## EXERCISE INSTRUCTIONS
Reproduce the entries word for word, and omit any picture you find in them.

## RAW DATA
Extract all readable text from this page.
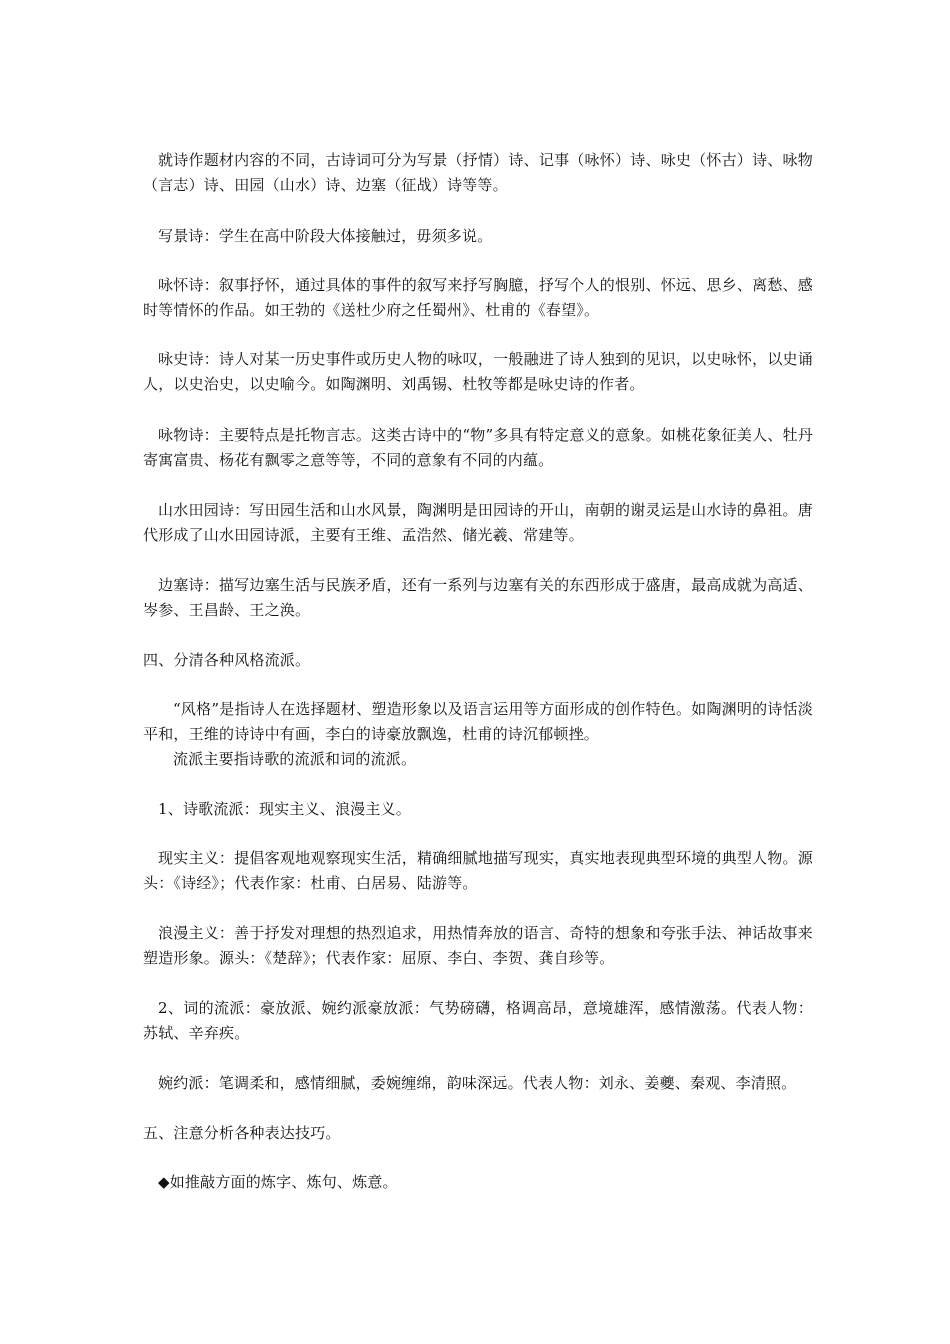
就诗作题材内容的不同，古诗词可分为写景（抒情）诗、记事（咏怀）诗、咏史（怀古）诗、咏物（言志）诗、田园（山水）诗、边塞（征战）诗等等。

写景诗：学生在高中阶段大体接触过，毋须多说。

咏怀诗：叙事抒怀，通过具体的事件的叙写来抒写胸臆，抒写个人的恨别、怀远、思乡、离愁、感时等情怀的作品。如王勃的《送杜少府之任蜀州》、杜甫的《春望》。

咏史诗：诗人对某一历史事件或历史人物的咏叹，一般融进了诗人独到的见识，以史咏怀，以史诵人，以史治史，以史喻今。如陶渊明、刘禹锡、杜牧等都是咏史诗的作者。

咏物诗：主要特点是托物言志。这类古诗中的“物”多具有特定意义的意象。如桃花象征美人、牡丹寄寓富贵、杨花有飘零之意等等，不同的意象有不同的内蕴。

山水田园诗：写田园生活和山水风景，陶渊明是田园诗的开山，南朝的谢灵运是山水诗的鼻祖。唐代形成了山水田园诗派，主要有王维、孟浩然、储光羲、常建等。

边塞诗：描写边塞生活与民族矛盾，还有一系列与边塞有关的东西形成于盛唐，最高成就为高适、岑参、王昌龄、王之涣。

四、分清各种风格流派。

“风格”是指诗人在选择题材、塑造形象以及语言运用等方面形成的创作特色。如陶渊明的诗恬淡平和，王维的诗诗中有画，李白的诗豪放飘逸，杜甫的诗沉郁顿挫。

流派主要指诗歌的流派和词的流派。

1、诗歌流派：现实主义、浪漫主义。

现实主义：提倡客观地观察现实生活，精确细腻地描写现实，真实地表现典型环境的典型人物。源头：《诗经》；代表作家：杜甫、白居易、陆游等。

浪漫主义：善于抒发对理想的热烈追求，用热情奔放的语言、奇特的想象和夸张手法、神话故事来塑造形象。源头：《楚辞》；代表作家：屈原、李白、李贺、龚自珍等。

2、词的流派：豪放派、婉约派豪放派：气势磅礴，格调高昂，意境雄浑，感情激荡。代表人物：苏轼、辛弃疾。

婉约派：笔调柔和，感情细腻，委婉缠绵，韵味深远。代表人物：刘永、姜夔、秦观、李清照。

五、注意分析各种表达技巧。

◆如推敲方面的炼字、炼句、炼意。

## FULL ANSWER
Extract all readable text from this page.
就诗作题材内容的不同，古诗词可分为写景（抒情）诗、记事（咏怀）诗、咏史（怀古）诗、咏物（言志）诗、田园（山水）诗、边塞（征战）诗等等。

写景诗：学生在高中阶段大体接触过，毋须多说。

咏怀诗：叙事抒怀，通过具体的事件的叙写来抒写胸臆，抒写个人的恨别、怀远、思乡、离愁、感时等情怀的作品。如王勃的《送杜少府之任蜀州》、杜甫的《春望》。

咏史诗：诗人对某一历史事件或历史人物的咏叹，一般融进了诗人独到的见识，以史咏怀，以史诵人，以史治史，以史喻今。如陶渊明、刘禹锡、杜牧等都是咏史诗的作者。

咏物诗：主要特点是托物言志。这类古诗中的“物”多具有特定意义的意象。如桃花象征美人、牡丹寄寓富贵、杨花有飘零之意等等，不同的意象有不同的内蕴。

山水田园诗：写田园生活和山水风景，陶渊明是田园诗的开山，南朝的谢灵运是山水诗的鼻祖。唐代形成了山水田园诗派，主要有王维、孟浩然、储光羲、常建等。

边塞诗：描写边塞生活与民族矛盾，还有一系列与边塞有关的东西形成于盛唐，最高成就为高适、岑参、王昌龄、王之涣。

四、分清各种风格流派。

“风格”是指诗人在选择题材、塑造形象以及语言运用等方面形成的创作特色。如陶渊明的诗恬淡平和，王维的诗诗中有画，李白的诗豪放飘逸，杜甫的诗沉郁顿挫。

流派主要指诗歌的流派和词的流派。

1、诗歌流派：现实主义、浪漫主义。

现实主义：提倡客观地观察现实生活，精确细腻地描写现实，真实地表现典型环境的典型人物。源头：《诗经》；代表作家：杜甫、白居易、陆游等。

浪漫主义：善于抒发对理想的热烈追求，用热情奔放的语言、奇特的想象和夸张手法、神话故事来塑造形象。源头：《楚辞》；代表作家：屈原、李白、李贺、龚自珍等。

2、词的流派：豪放派、婉约派豪放派：气势磅礴，格调高昂，意境雄浑，感情激荡。代表人物：苏轼、辛弃疾。

婉约派：笔调柔和，感情细腻，委婉缠绵，韵味深远。代表人物：刘永、姜夔、秦观、李清照。

五、注意分析各种表达技巧。

◆如推敲方面的炼字、炼句、炼意。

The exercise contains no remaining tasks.